** start of MATERIALS PROVIDED **

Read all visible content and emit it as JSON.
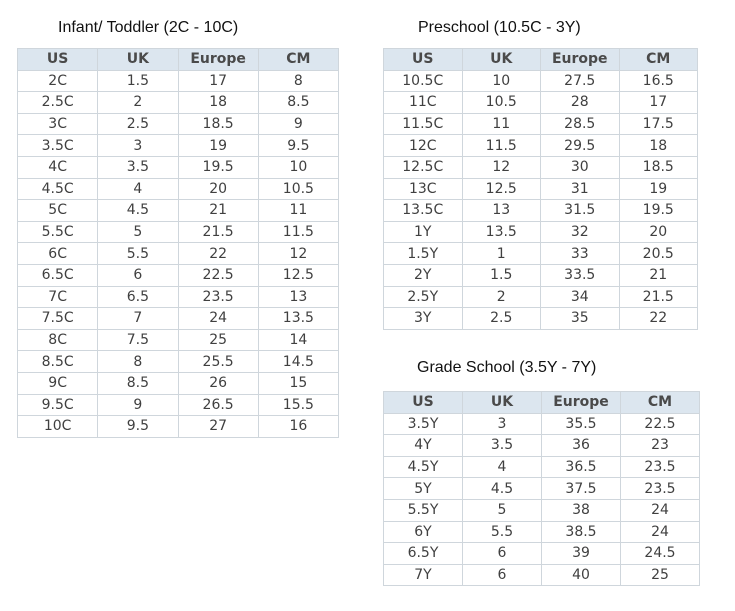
{
  "columns": [
    "US",
    "UK",
    "Europe",
    "CM"
  ],
  "infant": {
    "title": "Infant/ Toddler (2C - 10C)",
    "rows": [
      [
        "2C",
        "1.5",
        "17",
        "8"
      ],
      [
        "2.5C",
        "2",
        "18",
        "8.5"
      ],
      [
        "3C",
        "2.5",
        "18.5",
        "9"
      ],
      [
        "3.5C",
        "3",
        "19",
        "9.5"
      ],
      [
        "4C",
        "3.5",
        "19.5",
        "10"
      ],
      [
        "4.5C",
        "4",
        "20",
        "10.5"
      ],
      [
        "5C",
        "4.5",
        "21",
        "11"
      ],
      [
        "5.5C",
        "5",
        "21.5",
        "11.5"
      ],
      [
        "6C",
        "5.5",
        "22",
        "12"
      ],
      [
        "6.5C",
        "6",
        "22.5",
        "12.5"
      ],
      [
        "7C",
        "6.5",
        "23.5",
        "13"
      ],
      [
        "7.5C",
        "7",
        "24",
        "13.5"
      ],
      [
        "8C",
        "7.5",
        "25",
        "14"
      ],
      [
        "8.5C",
        "8",
        "25.5",
        "14.5"
      ],
      [
        "9C",
        "8.5",
        "26",
        "15"
      ],
      [
        "9.5C",
        "9",
        "26.5",
        "15.5"
      ],
      [
        "10C",
        "9.5",
        "27",
        "16"
      ]
    ]
  },
  "preschool": {
    "title": "Preschool (10.5C - 3Y)",
    "rows": [
      [
        "10.5C",
        "10",
        "27.5",
        "16.5"
      ],
      [
        "11C",
        "10.5",
        "28",
        "17"
      ],
      [
        "11.5C",
        "11",
        "28.5",
        "17.5"
      ],
      [
        "12C",
        "11.5",
        "29.5",
        "18"
      ],
      [
        "12.5C",
        "12",
        "30",
        "18.5"
      ],
      [
        "13C",
        "12.5",
        "31",
        "19"
      ],
      [
        "13.5C",
        "13",
        "31.5",
        "19.5"
      ],
      [
        "1Y",
        "13.5",
        "32",
        "20"
      ],
      [
        "1.5Y",
        "1",
        "33",
        "20.5"
      ],
      [
        "2Y",
        "1.5",
        "33.5",
        "21"
      ],
      [
        "2.5Y",
        "2",
        "34",
        "21.5"
      ],
      [
        "3Y",
        "2.5",
        "35",
        "22"
      ]
    ]
  },
  "grade": {
    "title": "Grade School (3.5Y - 7Y)",
    "rows": [
      [
        "3.5Y",
        "3",
        "35.5",
        "22.5"
      ],
      [
        "4Y",
        "3.5",
        "36",
        "23"
      ],
      [
        "4.5Y",
        "4",
        "36.5",
        "23.5"
      ],
      [
        "5Y",
        "4.5",
        "37.5",
        "23.5"
      ],
      [
        "5.5Y",
        "5",
        "38",
        "24"
      ],
      [
        "6Y",
        "5.5",
        "38.5",
        "24"
      ],
      [
        "6.5Y",
        "6",
        "39",
        "24.5"
      ],
      [
        "7Y",
        "6",
        "40",
        "25"
      ]
    ]
  }
}
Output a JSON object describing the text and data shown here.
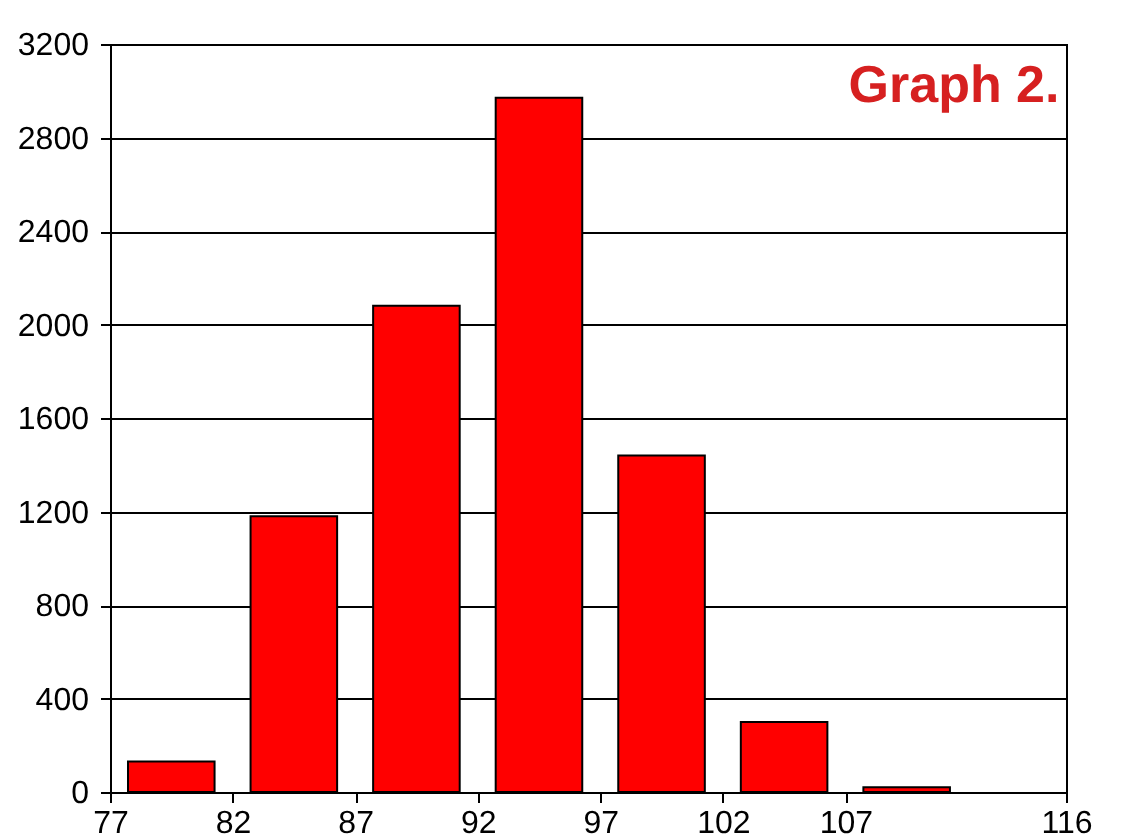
{
  "chart_data": {
    "type": "histogram",
    "title": "Graph 2.",
    "bins": [
      77,
      82,
      87,
      92,
      97,
      102,
      107,
      112
    ],
    "values": [
      130,
      1180,
      2080,
      2970,
      1440,
      300,
      20
    ],
    "color": "#ff0000",
    "xlim": [
      77,
      116
    ],
    "xticks": [
      77,
      82,
      87,
      92,
      97,
      102,
      107,
      116
    ],
    "ylim": [
      0,
      3200
    ],
    "yticks": [
      0,
      400,
      800,
      1200,
      1600,
      2000,
      2400,
      2800,
      3200
    ],
    "grid": "y"
  }
}
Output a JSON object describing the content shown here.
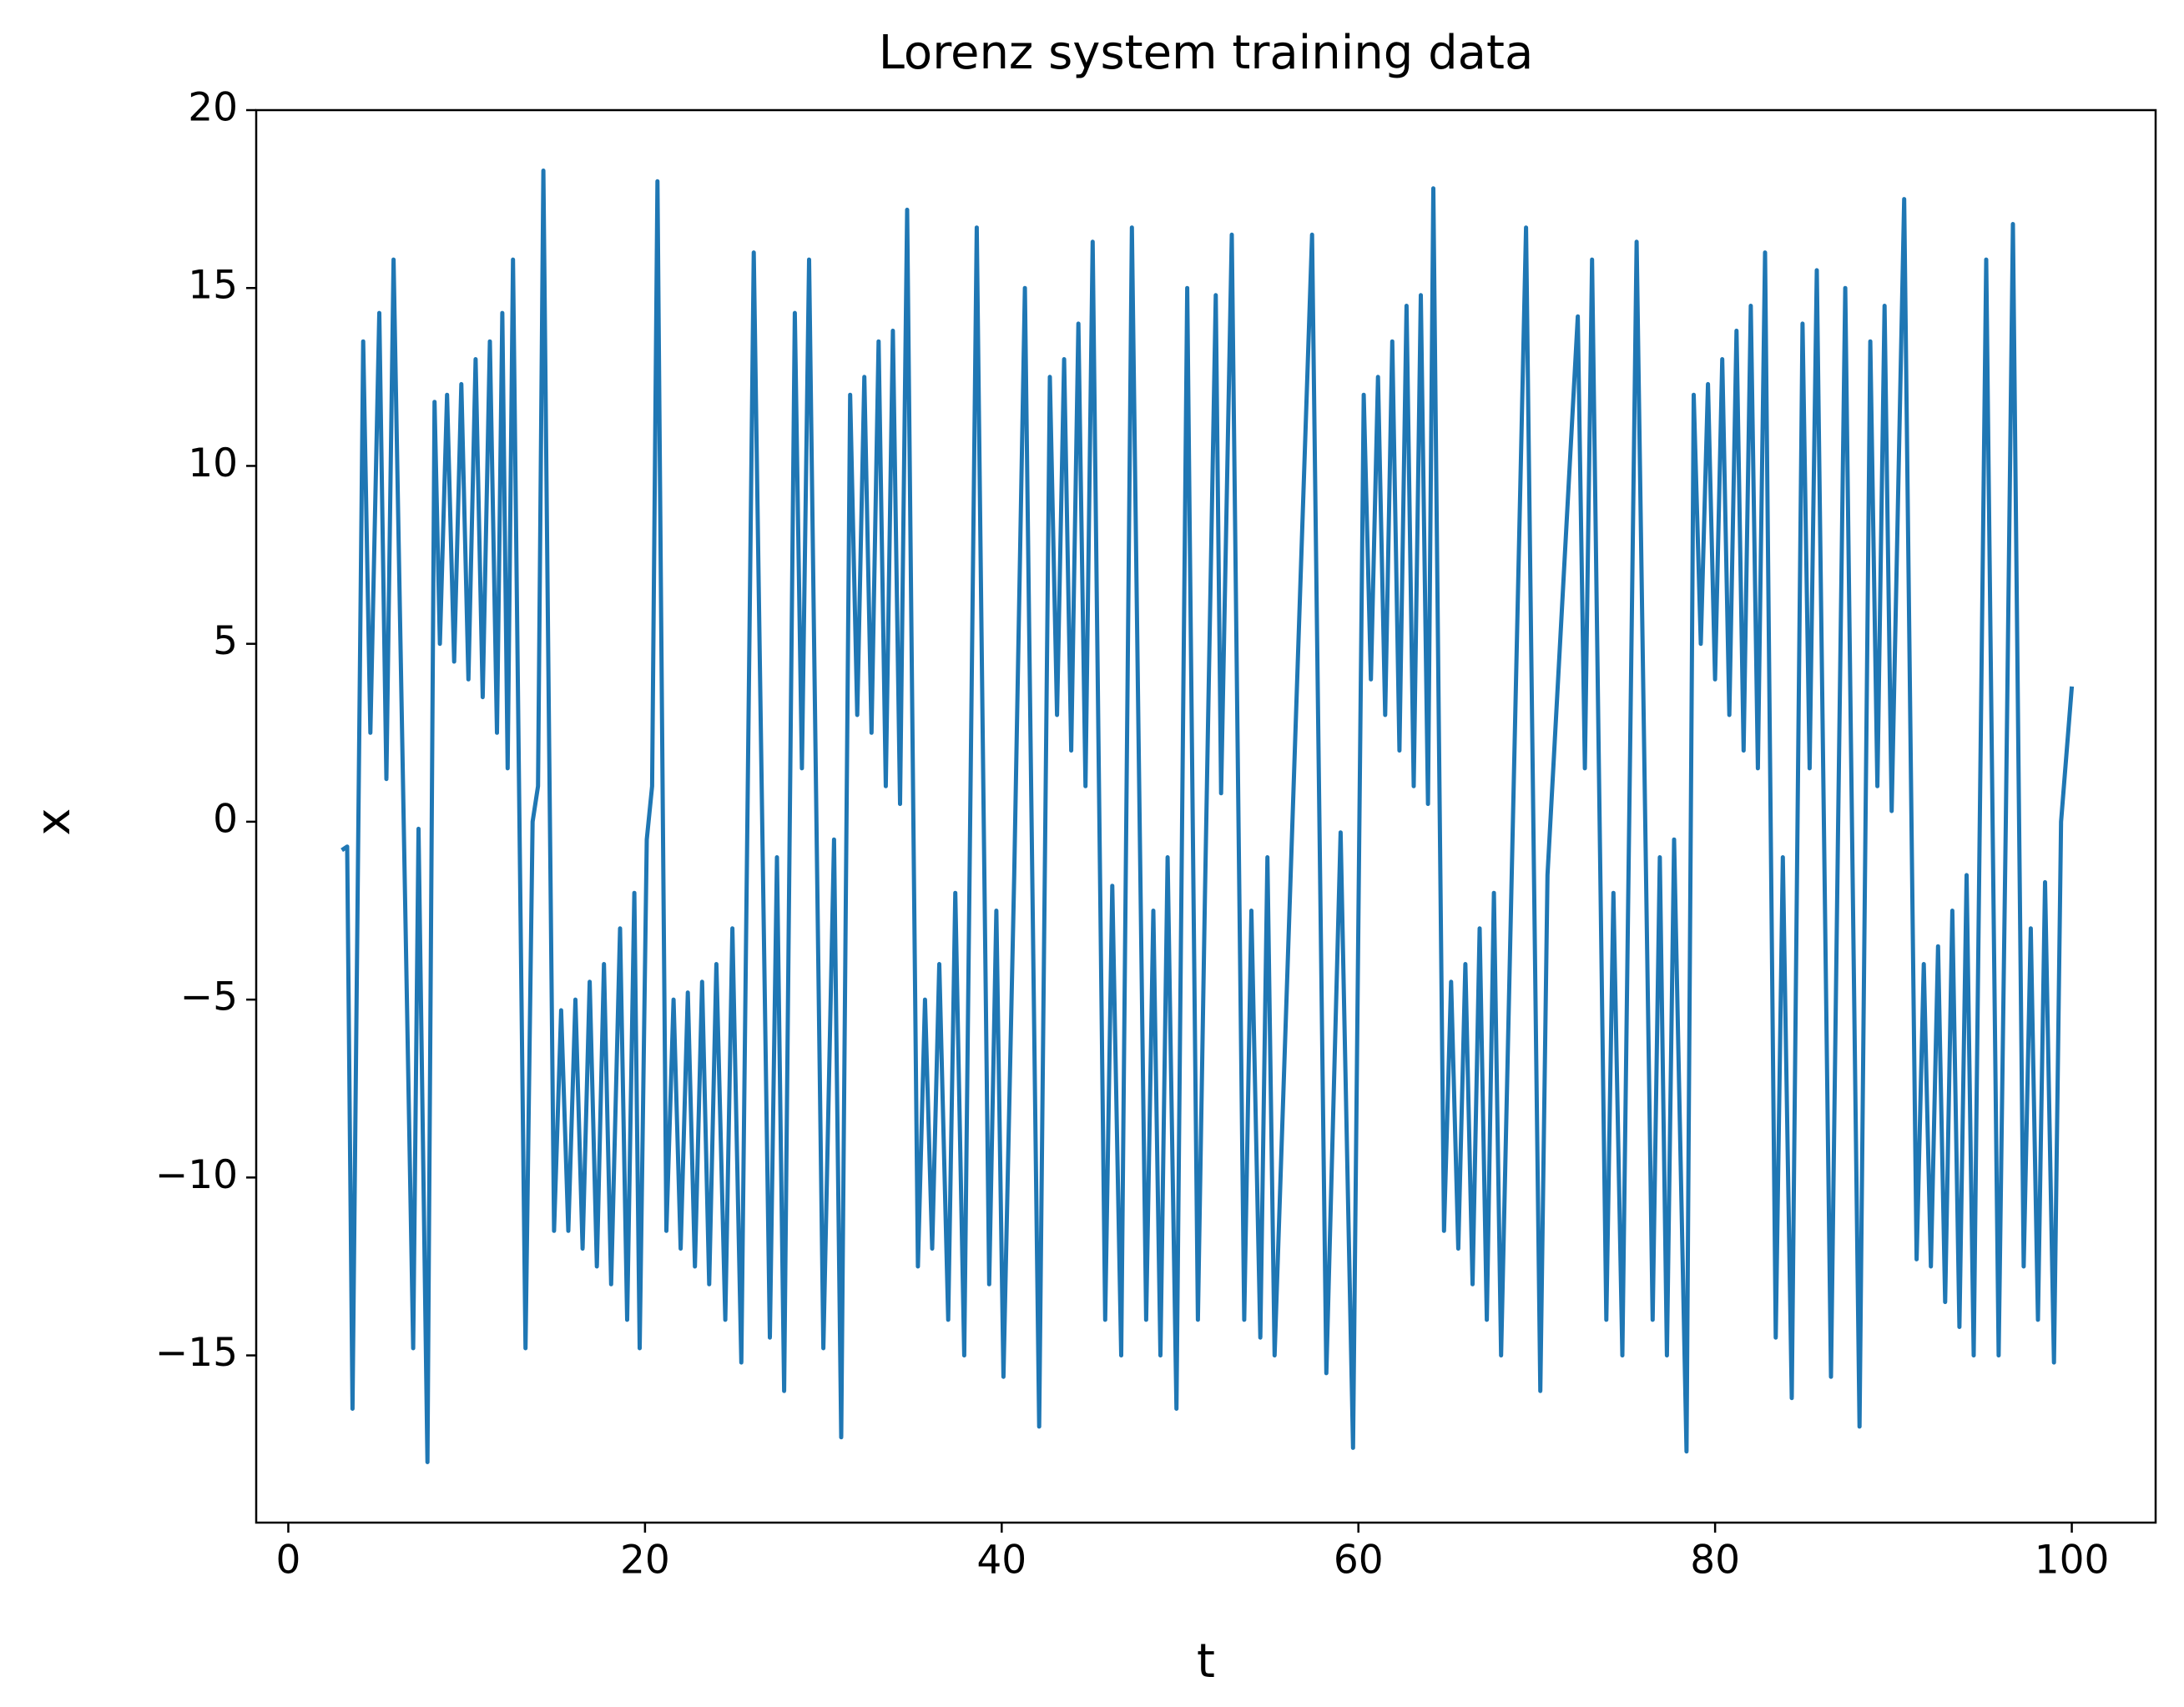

** end of MATERIALS PROVIDED **

Reproduce the material in its entirety and word for word, without the pictures.

[RESPONSE TO THIS EXERCISE]
Read all visible content and emit it as JSON.
{
  "columns": [
    "US",
    "UK",
    "Europe",
    "CM"
  ],
  "infant": {
    "title": "Infant/ Toddler (2C - 10C)",
    "rows": [
      [
        "2C",
        "1.5",
        "17",
        "8"
      ],
      [
        "2.5C",
        "2",
        "18",
        "8.5"
      ],
      [
        "3C",
        "2.5",
        "18.5",
        "9"
      ],
      [
        "3.5C",
        "3",
        "19",
        "9.5"
      ],
      [
        "4C",
        "3.5",
        "19.5",
        "10"
      ],
      [
        "4.5C",
        "4",
        "20",
        "10.5"
      ],
      [
        "5C",
        "4.5",
        "21",
        "11"
      ],
      [
        "5.5C",
        "5",
        "21.5",
        "11.5"
      ],
      [
        "6C",
        "5.5",
        "22",
        "12"
      ],
      [
        "6.5C",
        "6",
        "22.5",
        "12.5"
      ],
      [
        "7C",
        "6.5",
        "23.5",
        "13"
      ],
      [
        "7.5C",
        "7",
        "24",
        "13.5"
      ],
      [
        "8C",
        "7.5",
        "25",
        "14"
      ],
      [
        "8.5C",
        "8",
        "25.5",
        "14.5"
      ],
      [
        "9C",
        "8.5",
        "26",
        "15"
      ],
      [
        "9.5C",
        "9",
        "26.5",
        "15.5"
      ],
      [
        "10C",
        "9.5",
        "27",
        "16"
      ]
    ]
  },
  "preschool": {
    "title": "Preschool (10.5C - 3Y)",
    "rows": [
      [
        "10.5C",
        "10",
        "27.5",
        "16.5"
      ],
      [
        "11C",
        "10.5",
        "28",
        "17"
      ],
      [
        "11.5C",
        "11",
        "28.5",
        "17.5"
      ],
      [
        "12C",
        "11.5",
        "29.5",
        "18"
      ],
      [
        "12.5C",
        "12",
        "30",
        "18.5"
      ],
      [
        "13C",
        "12.5",
        "31",
        "19"
      ],
      [
        "13.5C",
        "13",
        "31.5",
        "19.5"
      ],
      [
        "1Y",
        "13.5",
        "32",
        "20"
      ],
      [
        "1.5Y",
        "1",
        "33",
        "20.5"
      ],
      [
        "2Y",
        "1.5",
        "33.5",
        "21"
      ],
      [
        "2.5Y",
        "2",
        "34",
        "21.5"
      ],
      [
        "3Y",
        "2.5",
        "35",
        "22"
      ]
    ]
  },
  "grade": {
    "title": "Grade School (3.5Y - 7Y)",
    "rows": [
      [
        "3.5Y",
        "3",
        "35.5",
        "22.5"
      ],
      [
        "4Y",
        "3.5",
        "36",
        "23"
      ],
      [
        "4.5Y",
        "4",
        "36.5",
        "23.5"
      ],
      [
        "5Y",
        "4.5",
        "37.5",
        "23.5"
      ],
      [
        "5.5Y",
        "5",
        "38",
        "24"
      ],
      [
        "6Y",
        "5.5",
        "38.5",
        "24"
      ],
      [
        "6.5Y",
        "6",
        "39",
        "24.5"
      ],
      [
        "7Y",
        "6",
        "40",
        "25"
      ]
    ]
  }
}
Output a JSON object describing the text and data shown here.
{
  "chart_data": {
    "type": "histogram",
    "title": "Graph 2.",
    "bins": [
      77,
      82,
      87,
      92,
      97,
      102,
      107,
      112
    ],
    "values": [
      130,
      1180,
      2080,
      2970,
      1440,
      300,
      20
    ],
    "color": "#ff0000",
    "xlim": [
      77,
      116
    ],
    "xticks": [
      77,
      82,
      87,
      92,
      97,
      102,
      107,
      116
    ],
    "ylim": [
      0,
      3200
    ],
    "yticks": [
      0,
      400,
      800,
      1200,
      1600,
      2000,
      2400,
      2800,
      3200
    ],
    "grid": "y"
  }
}
Output a JSON object describing the content shown here.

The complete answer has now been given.